## Begin PROVIDED MATERIAL
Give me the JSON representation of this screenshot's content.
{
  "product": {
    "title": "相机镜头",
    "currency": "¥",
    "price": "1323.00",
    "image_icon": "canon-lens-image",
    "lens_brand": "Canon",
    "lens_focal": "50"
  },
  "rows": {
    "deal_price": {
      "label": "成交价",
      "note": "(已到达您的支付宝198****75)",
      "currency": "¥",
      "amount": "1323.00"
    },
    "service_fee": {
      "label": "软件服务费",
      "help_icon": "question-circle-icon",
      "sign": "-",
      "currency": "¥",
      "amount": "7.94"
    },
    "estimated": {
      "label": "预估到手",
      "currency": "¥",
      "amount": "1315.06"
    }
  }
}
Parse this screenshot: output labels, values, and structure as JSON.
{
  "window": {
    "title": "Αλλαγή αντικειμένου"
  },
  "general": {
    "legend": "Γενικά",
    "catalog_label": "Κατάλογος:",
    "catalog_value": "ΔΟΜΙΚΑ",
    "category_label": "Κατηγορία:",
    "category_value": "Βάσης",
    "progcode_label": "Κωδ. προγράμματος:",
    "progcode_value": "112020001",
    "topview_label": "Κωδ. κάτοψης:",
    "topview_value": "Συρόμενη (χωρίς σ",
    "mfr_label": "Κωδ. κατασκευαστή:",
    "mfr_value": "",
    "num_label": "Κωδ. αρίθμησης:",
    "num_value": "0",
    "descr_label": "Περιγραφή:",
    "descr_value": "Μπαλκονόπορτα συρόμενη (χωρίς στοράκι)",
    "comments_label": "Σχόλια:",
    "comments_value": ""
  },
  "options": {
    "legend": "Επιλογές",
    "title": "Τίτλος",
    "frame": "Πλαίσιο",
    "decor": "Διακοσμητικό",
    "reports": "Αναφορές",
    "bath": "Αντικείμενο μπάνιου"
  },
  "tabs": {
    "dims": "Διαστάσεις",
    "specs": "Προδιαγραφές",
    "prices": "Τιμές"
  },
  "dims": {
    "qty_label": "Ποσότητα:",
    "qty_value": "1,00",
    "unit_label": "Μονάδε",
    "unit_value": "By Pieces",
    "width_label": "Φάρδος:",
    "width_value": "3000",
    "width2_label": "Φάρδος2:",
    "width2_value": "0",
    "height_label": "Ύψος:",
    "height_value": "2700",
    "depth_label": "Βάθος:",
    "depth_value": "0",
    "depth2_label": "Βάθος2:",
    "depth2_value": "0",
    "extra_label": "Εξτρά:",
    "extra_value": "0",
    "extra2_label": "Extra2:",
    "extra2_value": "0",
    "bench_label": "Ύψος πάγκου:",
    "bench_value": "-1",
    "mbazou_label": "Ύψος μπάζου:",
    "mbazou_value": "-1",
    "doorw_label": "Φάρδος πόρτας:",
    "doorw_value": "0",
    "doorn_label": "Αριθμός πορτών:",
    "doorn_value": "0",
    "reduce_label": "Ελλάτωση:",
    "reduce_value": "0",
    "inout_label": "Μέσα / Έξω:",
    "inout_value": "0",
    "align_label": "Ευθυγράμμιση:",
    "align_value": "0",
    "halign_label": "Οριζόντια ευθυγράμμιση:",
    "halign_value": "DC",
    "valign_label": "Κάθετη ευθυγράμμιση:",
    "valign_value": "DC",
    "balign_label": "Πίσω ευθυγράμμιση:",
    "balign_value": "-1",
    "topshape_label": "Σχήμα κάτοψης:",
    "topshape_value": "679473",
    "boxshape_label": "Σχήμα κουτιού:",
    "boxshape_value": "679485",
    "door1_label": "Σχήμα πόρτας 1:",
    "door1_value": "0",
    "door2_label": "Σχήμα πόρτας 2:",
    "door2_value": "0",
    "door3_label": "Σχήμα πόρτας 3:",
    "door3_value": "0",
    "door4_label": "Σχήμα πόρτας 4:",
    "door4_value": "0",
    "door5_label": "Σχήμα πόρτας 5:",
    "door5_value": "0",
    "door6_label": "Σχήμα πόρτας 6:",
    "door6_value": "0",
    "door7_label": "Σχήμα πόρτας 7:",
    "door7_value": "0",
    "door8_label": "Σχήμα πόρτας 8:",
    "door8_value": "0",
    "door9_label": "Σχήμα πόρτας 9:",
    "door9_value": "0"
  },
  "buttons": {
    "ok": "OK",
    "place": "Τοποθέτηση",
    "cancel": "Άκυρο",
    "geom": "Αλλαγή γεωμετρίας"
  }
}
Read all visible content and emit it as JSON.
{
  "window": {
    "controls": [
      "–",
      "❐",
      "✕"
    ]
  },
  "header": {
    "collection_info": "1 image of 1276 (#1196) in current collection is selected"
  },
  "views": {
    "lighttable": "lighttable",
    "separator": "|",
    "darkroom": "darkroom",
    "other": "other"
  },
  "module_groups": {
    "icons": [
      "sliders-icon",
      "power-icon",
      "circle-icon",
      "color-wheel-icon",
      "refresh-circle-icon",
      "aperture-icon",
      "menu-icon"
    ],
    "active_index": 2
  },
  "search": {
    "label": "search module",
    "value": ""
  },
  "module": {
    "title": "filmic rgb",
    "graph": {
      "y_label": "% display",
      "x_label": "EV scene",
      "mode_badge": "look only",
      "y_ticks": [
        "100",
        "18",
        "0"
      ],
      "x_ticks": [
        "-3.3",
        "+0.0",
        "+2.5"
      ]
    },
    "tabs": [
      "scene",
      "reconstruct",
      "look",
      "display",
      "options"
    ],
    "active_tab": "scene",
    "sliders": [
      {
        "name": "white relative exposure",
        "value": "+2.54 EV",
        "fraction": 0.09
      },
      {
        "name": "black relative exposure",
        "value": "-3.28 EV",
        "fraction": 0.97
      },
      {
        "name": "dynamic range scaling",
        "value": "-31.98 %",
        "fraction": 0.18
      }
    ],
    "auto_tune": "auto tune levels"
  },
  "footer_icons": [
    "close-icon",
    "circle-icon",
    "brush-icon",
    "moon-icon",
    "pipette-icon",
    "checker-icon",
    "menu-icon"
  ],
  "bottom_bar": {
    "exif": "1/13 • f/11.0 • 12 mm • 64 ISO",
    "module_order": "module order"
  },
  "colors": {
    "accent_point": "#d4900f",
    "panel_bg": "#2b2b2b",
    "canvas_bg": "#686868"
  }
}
## End PROVIDED MATERIAL
#### WHAT YOU NEED TO DO:
Print again each line of the listing above, exactly as it appears.

#### ANSWER:
Give me the JSON representation of this screenshot's content.
{
  "product": {
    "title": "相机镜头",
    "currency": "¥",
    "price": "1323.00",
    "image_icon": "canon-lens-image",
    "lens_brand": "Canon",
    "lens_focal": "50"
  },
  "rows": {
    "deal_price": {
      "label": "成交价",
      "note": "(已到达您的支付宝198****75)",
      "currency": "¥",
      "amount": "1323.00"
    },
    "service_fee": {
      "label": "软件服务费",
      "help_icon": "question-circle-icon",
      "sign": "-",
      "currency": "¥",
      "amount": "7.94"
    },
    "estimated": {
      "label": "预估到手",
      "currency": "¥",
      "amount": "1315.06"
    }
  }
}
Parse this screenshot: output labels, values, and structure as JSON.
{
  "window": {
    "title": "Αλλαγή αντικειμένου"
  },
  "general": {
    "legend": "Γενικά",
    "catalog_label": "Κατάλογος:",
    "catalog_value": "ΔΟΜΙΚΑ",
    "category_label": "Κατηγορία:",
    "category_value": "Βάσης",
    "progcode_label": "Κωδ. προγράμματος:",
    "progcode_value": "112020001",
    "topview_label": "Κωδ. κάτοψης:",
    "topview_value": "Συρόμενη (χωρίς σ",
    "mfr_label": "Κωδ. κατασκευαστή:",
    "mfr_value": "",
    "num_label": "Κωδ. αρίθμησης:",
    "num_value": "0",
    "descr_label": "Περιγραφή:",
    "descr_value": "Μπαλκονόπορτα συρόμενη (χωρίς στοράκι)",
    "comments_label": "Σχόλια:",
    "comments_value": ""
  },
  "options": {
    "legend": "Επιλογές",
    "title": "Τίτλος",
    "frame": "Πλαίσιο",
    "decor": "Διακοσμητικό",
    "reports": "Αναφορές",
    "bath": "Αντικείμενο μπάνιου"
  },
  "tabs": {
    "dims": "Διαστάσεις",
    "specs": "Προδιαγραφές",
    "prices": "Τιμές"
  },
  "dims": {
    "qty_label": "Ποσότητα:",
    "qty_value": "1,00",
    "unit_label": "Μονάδε",
    "unit_value": "By Pieces",
    "width_label": "Φάρδος:",
    "width_value": "3000",
    "width2_label": "Φάρδος2:",
    "width2_value": "0",
    "height_label": "Ύψος:",
    "height_value": "2700",
    "depth_label": "Βάθος:",
    "depth_value": "0",
    "depth2_label": "Βάθος2:",
    "depth2_value": "0",
    "extra_label": "Εξτρά:",
    "extra_value": "0",
    "extra2_label": "Extra2:",
    "extra2_value": "0",
    "bench_label": "Ύψος πάγκου:",
    "bench_value": "-1",
    "mbazou_label": "Ύψος μπάζου:",
    "mbazou_value": "-1",
    "doorw_label": "Φάρδος πόρτας:",
    "doorw_value": "0",
    "doorn_label": "Αριθμός πορτών:",
    "doorn_value": "0",
    "reduce_label": "Ελλάτωση:",
    "reduce_value": "0",
    "inout_label": "Μέσα / Έξω:",
    "inout_value": "0",
    "align_label": "Ευθυγράμμιση:",
    "align_value": "0",
    "halign_label": "Οριζόντια ευθυγράμμιση:",
    "halign_value": "DC",
    "valign_label": "Κάθετη ευθυγράμμιση:",
    "valign_value": "DC",
    "balign_label": "Πίσω ευθυγράμμιση:",
    "balign_value": "-1",
    "topshape_label": "Σχήμα κάτοψης:",
    "topshape_value": "679473",
    "boxshape_label": "Σχήμα κουτιού:",
    "boxshape_value": "679485",
    "door1_label": "Σχήμα πόρτας 1:",
    "door1_value": "0",
    "door2_label": "Σχήμα πόρτας 2:",
    "door2_value": "0",
    "door3_label": "Σχήμα πόρτας 3:",
    "door3_value": "0",
    "door4_label": "Σχήμα πόρτας 4:",
    "door4_value": "0",
    "door5_label": "Σχήμα πόρτας 5:",
    "door5_value": "0",
    "door6_label": "Σχήμα πόρτας 6:",
    "door6_value": "0",
    "door7_label": "Σχήμα πόρτας 7:",
    "door7_value": "0",
    "door8_label": "Σχήμα πόρτας 8:",
    "door8_value": "0",
    "door9_label": "Σχήμα πόρτας 9:",
    "door9_value": "0"
  },
  "buttons": {
    "ok": "OK",
    "place": "Τοποθέτηση",
    "cancel": "Άκυρο",
    "geom": "Αλλαγή γεωμετρίας"
  }
}
Read all visible content and emit it as JSON.
{
  "window": {
    "controls": [
      "–",
      "❐",
      "✕"
    ]
  },
  "header": {
    "collection_info": "1 image of 1276 (#1196) in current collection is selected"
  },
  "views": {
    "lighttable": "lighttable",
    "separator": "|",
    "darkroom": "darkroom",
    "other": "other"
  },
  "module_groups": {
    "icons": [
      "sliders-icon",
      "power-icon",
      "circle-icon",
      "color-wheel-icon",
      "refresh-circle-icon",
      "aperture-icon",
      "menu-icon"
    ],
    "active_index": 2
  },
  "search": {
    "label": "search module",
    "value": ""
  },
  "module": {
    "title": "filmic rgb",
    "graph": {
      "y_label": "% display",
      "x_label": "EV scene",
      "mode_badge": "look only",
      "y_ticks": [
        "100",
        "18",
        "0"
      ],
      "x_ticks": [
        "-3.3",
        "+0.0",
        "+2.5"
      ]
    },
    "tabs": [
      "scene",
      "reconstruct",
      "look",
      "display",
      "options"
    ],
    "active_tab": "scene",
    "sliders": [
      {
        "name": "white relative exposure",
        "value": "+2.54 EV",
        "fraction": 0.09
      },
      {
        "name": "black relative exposure",
        "value": "-3.28 EV",
        "fraction": 0.97
      },
      {
        "name": "dynamic range scaling",
        "value": "-31.98 %",
        "fraction": 0.18
      }
    ],
    "auto_tune": "auto tune levels"
  },
  "footer_icons": [
    "close-icon",
    "circle-icon",
    "brush-icon",
    "moon-icon",
    "pipette-icon",
    "checker-icon",
    "menu-icon"
  ],
  "bottom_bar": {
    "exif": "1/13 • f/11.0 • 12 mm • 64 ISO",
    "module_order": "module order"
  },
  "colors": {
    "accent_point": "#d4900f",
    "panel_bg": "#2b2b2b",
    "canvas_bg": "#686868"
  }
}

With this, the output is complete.